> _Data records_
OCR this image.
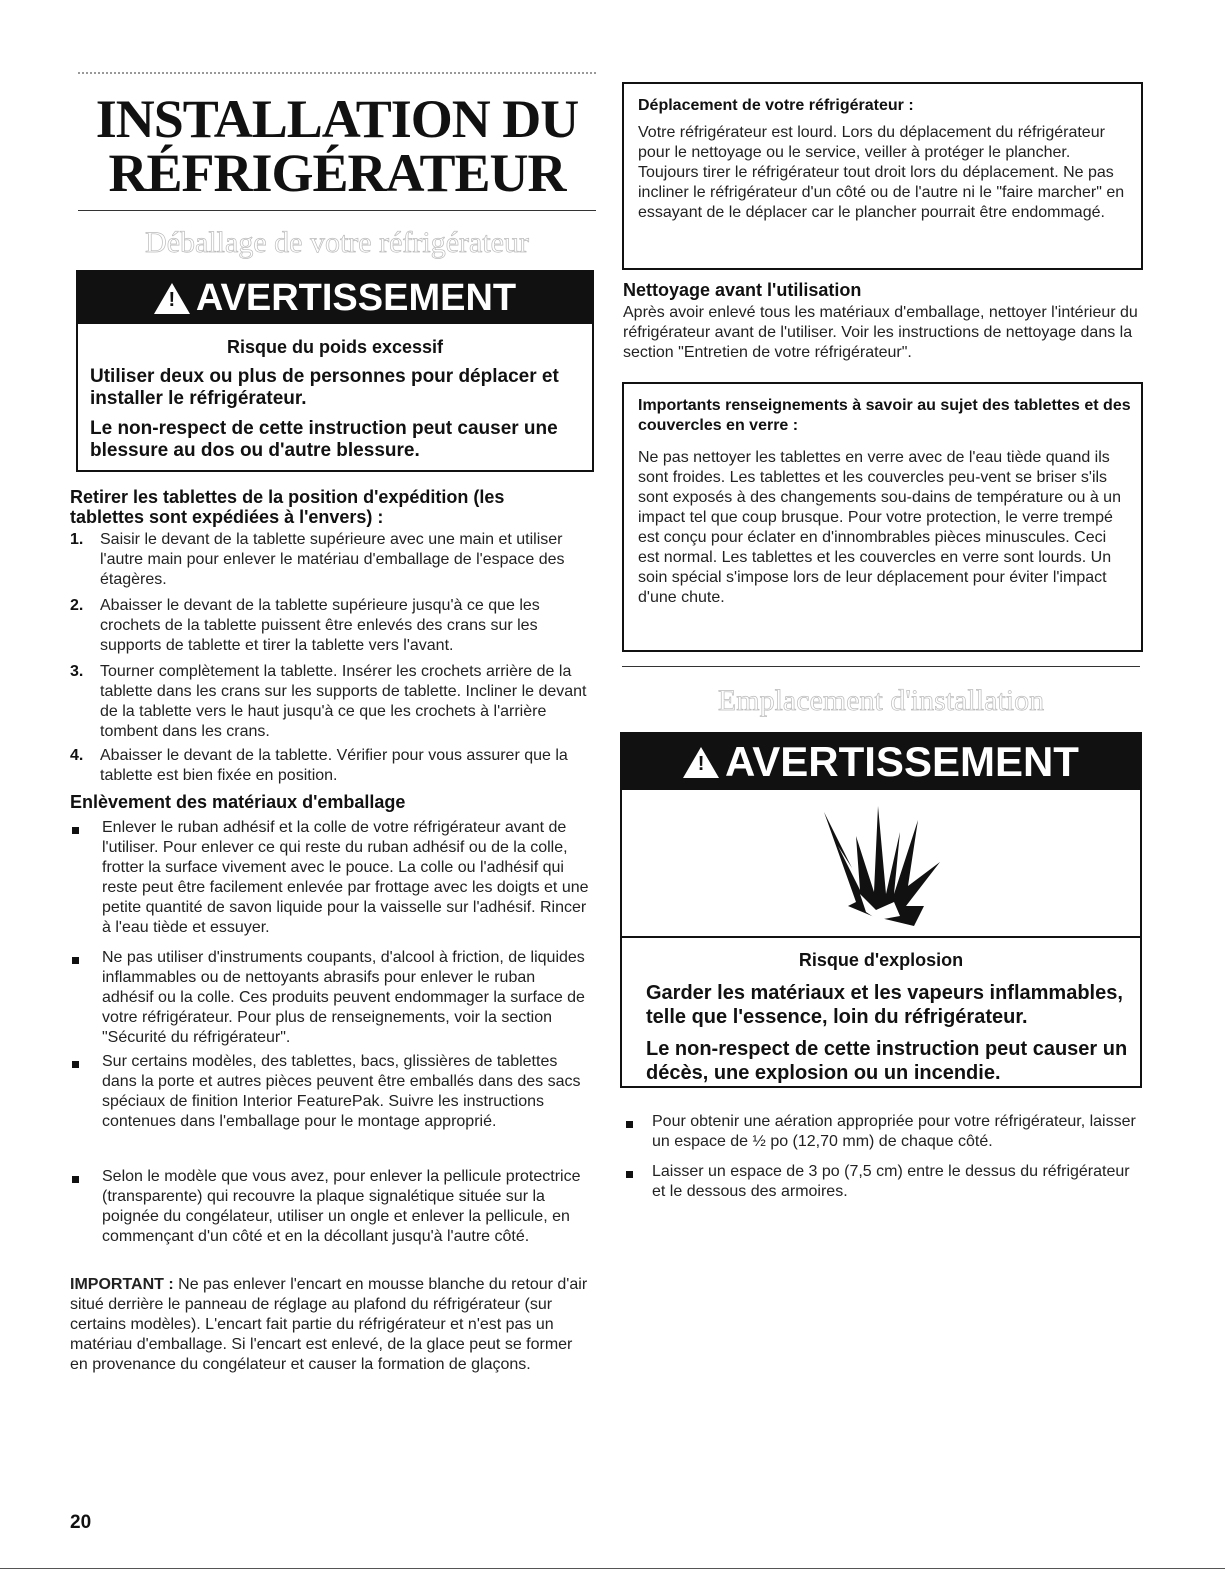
INSTALLATION DU
RÉFRIGÉRATEUR
Déballage de votre réfrigérateur
! AVERTISSEMENT
Risque du poids excessif
Utiliser deux ou plus de personnes pour déplacer et installer le réfrigérateur.
Le non-respect de cette instruction peut causer une blessure au dos ou d'autre blessure.
Retirer les tablettes de la position d'expédition (les tablettes sont expédiées à l'envers) :
1. Saisir le devant de la tablette supérieure avec une main et utiliser l'autre main pour enlever le matériau d'emballage de l'espace des étagères.
2. Abaisser le devant de la tablette supérieure jusqu'à ce que les crochets de la tablette puissent être enlevés des crans sur les supports de tablette et tirer la tablette vers l'avant.
3. Tourner complètement la tablette. Insérer les crochets arrière de la tablette dans les crans sur les supports de tablette. Incliner le devant de la tablette vers le haut jusqu'à ce que les crochets à l'arrière tombent dans les crans.
4. Abaisser le devant de la tablette. Vérifier pour vous assurer que la tablette est bien fixée en position.
Enlèvement des matériaux d'emballage
Enlever le ruban adhésif et la colle de votre réfrigérateur avant de l'utiliser. Pour enlever ce qui reste du ruban adhésif ou de la colle, frotter la surface vivement avec le pouce. La colle ou l'adhésif qui reste peut être facilement enlevée par frottage avec les doigts et une petite quantité de savon liquide pour la vaisselle sur l'adhésif. Rincer à l'eau tiède et essuyer.
Ne pas utiliser d'instruments coupants, d'alcool à friction, de liquides inflammables ou de nettoyants abrasifs pour enlever le ruban adhésif ou la colle. Ces produits peuvent endommager la surface de votre réfrigérateur. Pour plus de renseignements, voir la section "Sécurité du réfrigérateur".
Sur certains modèles, des tablettes, bacs, glissières de tablettes dans la porte et autres pièces peuvent être emballés dans des sacs spéciaux de finition Interior FeaturePak. Suivre les instructions contenues dans l'emballage pour le montage approprié.
Selon le modèle que vous avez, pour enlever la pellicule protectrice (transparente) qui recouvre la plaque signalétique située sur la poignée du congélateur, utiliser un ongle et enlever la pellicule, en commençant d'un côté et en la décollant jusqu'à l'autre côté.
IMPORTANT : Ne pas enlever l'encart en mousse blanche du retour d'air situé derrière le panneau de réglage au plafond du réfrigérateur (sur certains modèles). L'encart fait partie du réfrigérateur et n'est pas un matériau d'emballage. Si l'encart est enlevé, de la glace peut se former en provenance du congélateur et causer la formation de glaçons.
20
Déplacement de votre réfrigérateur :
Votre réfrigérateur est lourd. Lors du déplacement du réfrigérateur pour le nettoyage ou le service, veiller à protéger le plancher. Toujours tirer le réfrigérateur tout droit lors du déplacement. Ne pas incliner le réfrigérateur d'un côté ou de l'autre ni le "faire marcher" en essayant de le déplacer car le plancher pourrait être endommagé.
Nettoyage avant l'utilisation
Après avoir enlevé tous les matériaux d'emballage, nettoyer l'intérieur du réfrigérateur avant de l'utiliser. Voir les instructions de nettoyage dans la section "Entretien de votre réfrigérateur".
Importants renseignements à savoir au sujet des tablettes et des couvercles en verre :
Ne pas nettoyer les tablettes en verre avec de l'eau tiède quand ils sont froides. Les tablettes et les couvercles peu-vent se briser s'ils sont exposés à des changements sou-dains de température ou à un impact tel que coup brusque. Pour votre protection, le verre trempé est conçu pour éclater en d'innombrables pièces minuscules. Ceci est normal. Les tablettes et les couvercles en verre sont lourds. Un soin spécial s'impose lors de leur déplacement pour éviter l'impact d'une chute.
Emplacement d'installation
! AVERTISSEMENT
Risque d'explosion
Garder les matériaux et les vapeurs inflammables, telle que l'essence, loin du réfrigérateur.
Le non-respect de cette instruction peut causer un décès, une explosion ou un incendie.
Pour obtenir une aération appropriée pour votre réfrigérateur, laisser un espace de ½ po (12,70 mm) de chaque côté.
Laisser un espace de 3 po (7,5 cm) entre le dessus du réfrigérateur et le dessous des armoires.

> _Your task_
Restate the entire listing word for word, excluding pictures.

> _Correct answer_
OCR this image.
INSTALLATION DU
RÉFRIGÉRATEUR
Déballage de votre réfrigérateur
! AVERTISSEMENT
Risque du poids excessif
Utiliser deux ou plus de personnes pour déplacer et installer le réfrigérateur.
Le non-respect de cette instruction peut causer une blessure au dos ou d'autre blessure.
Retirer les tablettes de la position d'expédition (les tablettes sont expédiées à l'envers) :
1. Saisir le devant de la tablette supérieure avec une main et utiliser l'autre main pour enlever le matériau d'emballage de l'espace des étagères.
2. Abaisser le devant de la tablette supérieure jusqu'à ce que les crochets de la tablette puissent être enlevés des crans sur les supports de tablette et tirer la tablette vers l'avant.
3. Tourner complètement la tablette. Insérer les crochets arrière de la tablette dans les crans sur les supports de tablette. Incliner le devant de la tablette vers le haut jusqu'à ce que les crochets à l'arrière tombent dans les crans.
4. Abaisser le devant de la tablette. Vérifier pour vous assurer que la tablette est bien fixée en position.
Enlèvement des matériaux d'emballage
Enlever le ruban adhésif et la colle de votre réfrigérateur avant de l'utiliser. Pour enlever ce qui reste du ruban adhésif ou de la colle, frotter la surface vivement avec le pouce. La colle ou l'adhésif qui reste peut être facilement enlevée par frottage avec les doigts et une petite quantité de savon liquide pour la vaisselle sur l'adhésif. Rincer à l'eau tiède et essuyer.
Ne pas utiliser d'instruments coupants, d'alcool à friction, de liquides inflammables ou de nettoyants abrasifs pour enlever le ruban adhésif ou la colle. Ces produits peuvent endommager la surface de votre réfrigérateur. Pour plus de renseignements, voir la section "Sécurité du réfrigérateur".
Sur certains modèles, des tablettes, bacs, glissières de tablettes dans la porte et autres pièces peuvent être emballés dans des sacs spéciaux de finition Interior FeaturePak. Suivre les instructions contenues dans l'emballage pour le montage approprié.
Selon le modèle que vous avez, pour enlever la pellicule protectrice (transparente) qui recouvre la plaque signalétique située sur la poignée du congélateur, utiliser un ongle et enlever la pellicule, en commençant d'un côté et en la décollant jusqu'à l'autre côté.
IMPORTANT : Ne pas enlever l'encart en mousse blanche du retour d'air situé derrière le panneau de réglage au plafond du réfrigérateur (sur certains modèles). L'encart fait partie du réfrigérateur et n'est pas un matériau d'emballage. Si l'encart est enlevé, de la glace peut se former en provenance du congélateur et causer la formation de glaçons.
20
Déplacement de votre réfrigérateur :
Votre réfrigérateur est lourd. Lors du déplacement du réfrigérateur pour le nettoyage ou le service, veiller à protéger le plancher. Toujours tirer le réfrigérateur tout droit lors du déplacement. Ne pas incliner le réfrigérateur d'un côté ou de l'autre ni le "faire marcher" en essayant de le déplacer car le plancher pourrait être endommagé.
Nettoyage avant l'utilisation
Après avoir enlevé tous les matériaux d'emballage, nettoyer l'intérieur du réfrigérateur avant de l'utiliser. Voir les instructions de nettoyage dans la section "Entretien de votre réfrigérateur".
Importants renseignements à savoir au sujet des tablettes et des couvercles en verre :
Ne pas nettoyer les tablettes en verre avec de l'eau tiède quand ils sont froides. Les tablettes et les couvercles peu-vent se briser s'ils sont exposés à des changements sou-dains de température ou à un impact tel que coup brusque. Pour votre protection, le verre trempé est conçu pour éclater en d'innombrables pièces minuscules. Ceci est normal. Les tablettes et les couvercles en verre sont lourds. Un soin spécial s'impose lors de leur déplacement pour éviter l'impact d'une chute.
Emplacement d'installation
! AVERTISSEMENT
Risque d'explosion
Garder les matériaux et les vapeurs inflammables, telle que l'essence, loin du réfrigérateur.
Le non-respect de cette instruction peut causer un décès, une explosion ou un incendie.
Pour obtenir une aération appropriée pour votre réfrigérateur, laisser un espace de ½ po (12,70 mm) de chaque côté.
Laisser un espace de 3 po (7,5 cm) entre le dessus du réfrigérateur et le dessous des armoires.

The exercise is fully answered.